- **EXERCISE DESCRIPTION**:
Copy each line below that contains "color".

- **TASK MATERIAL**:
'''

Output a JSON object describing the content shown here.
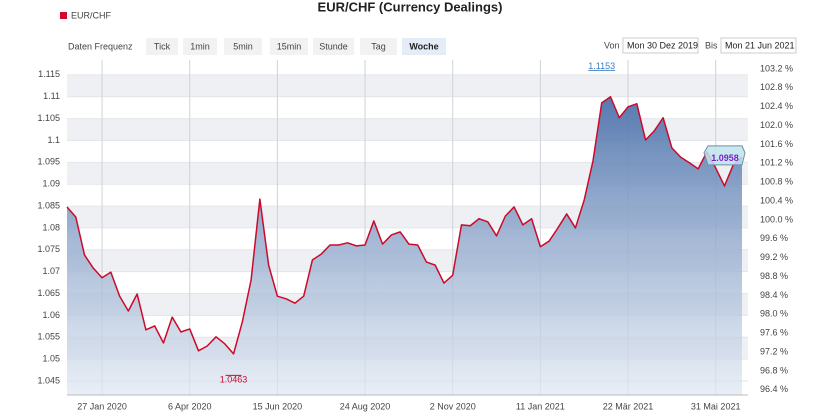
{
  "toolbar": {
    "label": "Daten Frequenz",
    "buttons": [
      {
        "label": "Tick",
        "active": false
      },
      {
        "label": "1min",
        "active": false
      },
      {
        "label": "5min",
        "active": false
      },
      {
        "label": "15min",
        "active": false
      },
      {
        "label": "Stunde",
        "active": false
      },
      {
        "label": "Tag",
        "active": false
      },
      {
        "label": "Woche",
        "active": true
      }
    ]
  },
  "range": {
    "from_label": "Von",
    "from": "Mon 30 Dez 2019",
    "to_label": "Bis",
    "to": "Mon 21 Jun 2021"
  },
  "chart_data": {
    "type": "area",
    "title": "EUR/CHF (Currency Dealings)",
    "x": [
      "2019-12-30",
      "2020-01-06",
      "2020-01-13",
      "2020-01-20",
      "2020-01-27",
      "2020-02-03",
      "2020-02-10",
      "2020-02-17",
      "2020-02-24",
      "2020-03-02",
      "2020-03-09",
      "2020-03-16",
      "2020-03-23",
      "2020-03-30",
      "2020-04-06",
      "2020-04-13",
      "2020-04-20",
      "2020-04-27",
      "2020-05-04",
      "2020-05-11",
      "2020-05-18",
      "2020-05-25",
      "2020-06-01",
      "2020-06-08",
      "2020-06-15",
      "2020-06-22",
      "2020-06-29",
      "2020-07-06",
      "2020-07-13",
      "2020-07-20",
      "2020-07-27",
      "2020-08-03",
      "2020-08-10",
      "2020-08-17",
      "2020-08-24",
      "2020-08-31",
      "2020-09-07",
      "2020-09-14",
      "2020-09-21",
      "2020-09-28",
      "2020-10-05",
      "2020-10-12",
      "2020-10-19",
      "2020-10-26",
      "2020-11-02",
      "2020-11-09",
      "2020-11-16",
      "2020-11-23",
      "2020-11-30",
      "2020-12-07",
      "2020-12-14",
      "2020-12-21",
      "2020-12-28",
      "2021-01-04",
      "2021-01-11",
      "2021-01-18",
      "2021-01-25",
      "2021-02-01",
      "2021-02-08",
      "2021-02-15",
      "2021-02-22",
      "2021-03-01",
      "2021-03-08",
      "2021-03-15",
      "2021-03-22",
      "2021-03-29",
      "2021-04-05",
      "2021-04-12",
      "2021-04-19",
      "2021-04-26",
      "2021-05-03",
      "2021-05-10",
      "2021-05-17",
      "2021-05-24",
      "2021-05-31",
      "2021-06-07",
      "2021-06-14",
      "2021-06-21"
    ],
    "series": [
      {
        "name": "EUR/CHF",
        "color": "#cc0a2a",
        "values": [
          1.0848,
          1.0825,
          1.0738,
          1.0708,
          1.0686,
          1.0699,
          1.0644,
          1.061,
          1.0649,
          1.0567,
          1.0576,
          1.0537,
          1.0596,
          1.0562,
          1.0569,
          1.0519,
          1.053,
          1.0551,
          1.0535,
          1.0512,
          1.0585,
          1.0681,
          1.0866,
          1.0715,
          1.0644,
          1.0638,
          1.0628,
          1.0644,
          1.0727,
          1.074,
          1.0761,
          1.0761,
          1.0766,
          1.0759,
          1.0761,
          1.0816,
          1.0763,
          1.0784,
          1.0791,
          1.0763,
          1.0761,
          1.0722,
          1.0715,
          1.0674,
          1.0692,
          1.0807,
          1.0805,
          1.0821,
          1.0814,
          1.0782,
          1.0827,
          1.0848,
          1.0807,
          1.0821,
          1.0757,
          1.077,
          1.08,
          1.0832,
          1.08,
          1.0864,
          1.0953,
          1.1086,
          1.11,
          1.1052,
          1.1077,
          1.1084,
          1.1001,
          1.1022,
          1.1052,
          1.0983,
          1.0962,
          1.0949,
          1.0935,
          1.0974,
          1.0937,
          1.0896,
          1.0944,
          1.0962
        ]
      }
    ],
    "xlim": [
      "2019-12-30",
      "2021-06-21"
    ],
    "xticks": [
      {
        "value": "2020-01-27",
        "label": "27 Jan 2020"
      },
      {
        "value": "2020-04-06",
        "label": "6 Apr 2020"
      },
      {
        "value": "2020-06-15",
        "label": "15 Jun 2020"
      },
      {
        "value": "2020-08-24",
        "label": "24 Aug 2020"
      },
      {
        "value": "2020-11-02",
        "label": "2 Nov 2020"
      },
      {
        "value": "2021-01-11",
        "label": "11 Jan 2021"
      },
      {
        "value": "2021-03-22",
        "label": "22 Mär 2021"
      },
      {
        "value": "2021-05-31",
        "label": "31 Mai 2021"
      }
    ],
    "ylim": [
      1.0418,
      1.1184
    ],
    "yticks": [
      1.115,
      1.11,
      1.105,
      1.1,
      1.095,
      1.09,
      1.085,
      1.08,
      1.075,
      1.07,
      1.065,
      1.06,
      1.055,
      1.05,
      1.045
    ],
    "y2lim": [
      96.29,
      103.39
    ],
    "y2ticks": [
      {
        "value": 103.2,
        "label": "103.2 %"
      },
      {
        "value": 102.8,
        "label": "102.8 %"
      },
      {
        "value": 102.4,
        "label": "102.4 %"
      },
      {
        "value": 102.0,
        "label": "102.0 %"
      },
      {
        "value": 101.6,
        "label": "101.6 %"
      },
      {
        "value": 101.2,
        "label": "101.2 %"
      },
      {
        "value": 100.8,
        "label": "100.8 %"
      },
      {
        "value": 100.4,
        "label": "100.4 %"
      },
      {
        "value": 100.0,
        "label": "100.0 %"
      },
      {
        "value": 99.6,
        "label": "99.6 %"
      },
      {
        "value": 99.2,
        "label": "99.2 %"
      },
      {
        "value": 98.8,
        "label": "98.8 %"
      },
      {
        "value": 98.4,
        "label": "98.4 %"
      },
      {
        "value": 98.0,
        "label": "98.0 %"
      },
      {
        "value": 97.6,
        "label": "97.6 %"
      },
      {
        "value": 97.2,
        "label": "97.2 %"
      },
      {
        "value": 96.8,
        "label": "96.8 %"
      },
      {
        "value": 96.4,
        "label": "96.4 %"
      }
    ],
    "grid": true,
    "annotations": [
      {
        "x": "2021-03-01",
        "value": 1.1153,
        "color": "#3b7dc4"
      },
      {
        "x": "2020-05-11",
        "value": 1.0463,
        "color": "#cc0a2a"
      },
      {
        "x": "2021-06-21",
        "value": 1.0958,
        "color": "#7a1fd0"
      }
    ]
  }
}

'''

- **EXERCISE RESPONSE**:
        "color": "#cc0a2a",
        "color": "#3b7dc4"
        "color": "#cc0a2a"
        "color": "#7a1fd0"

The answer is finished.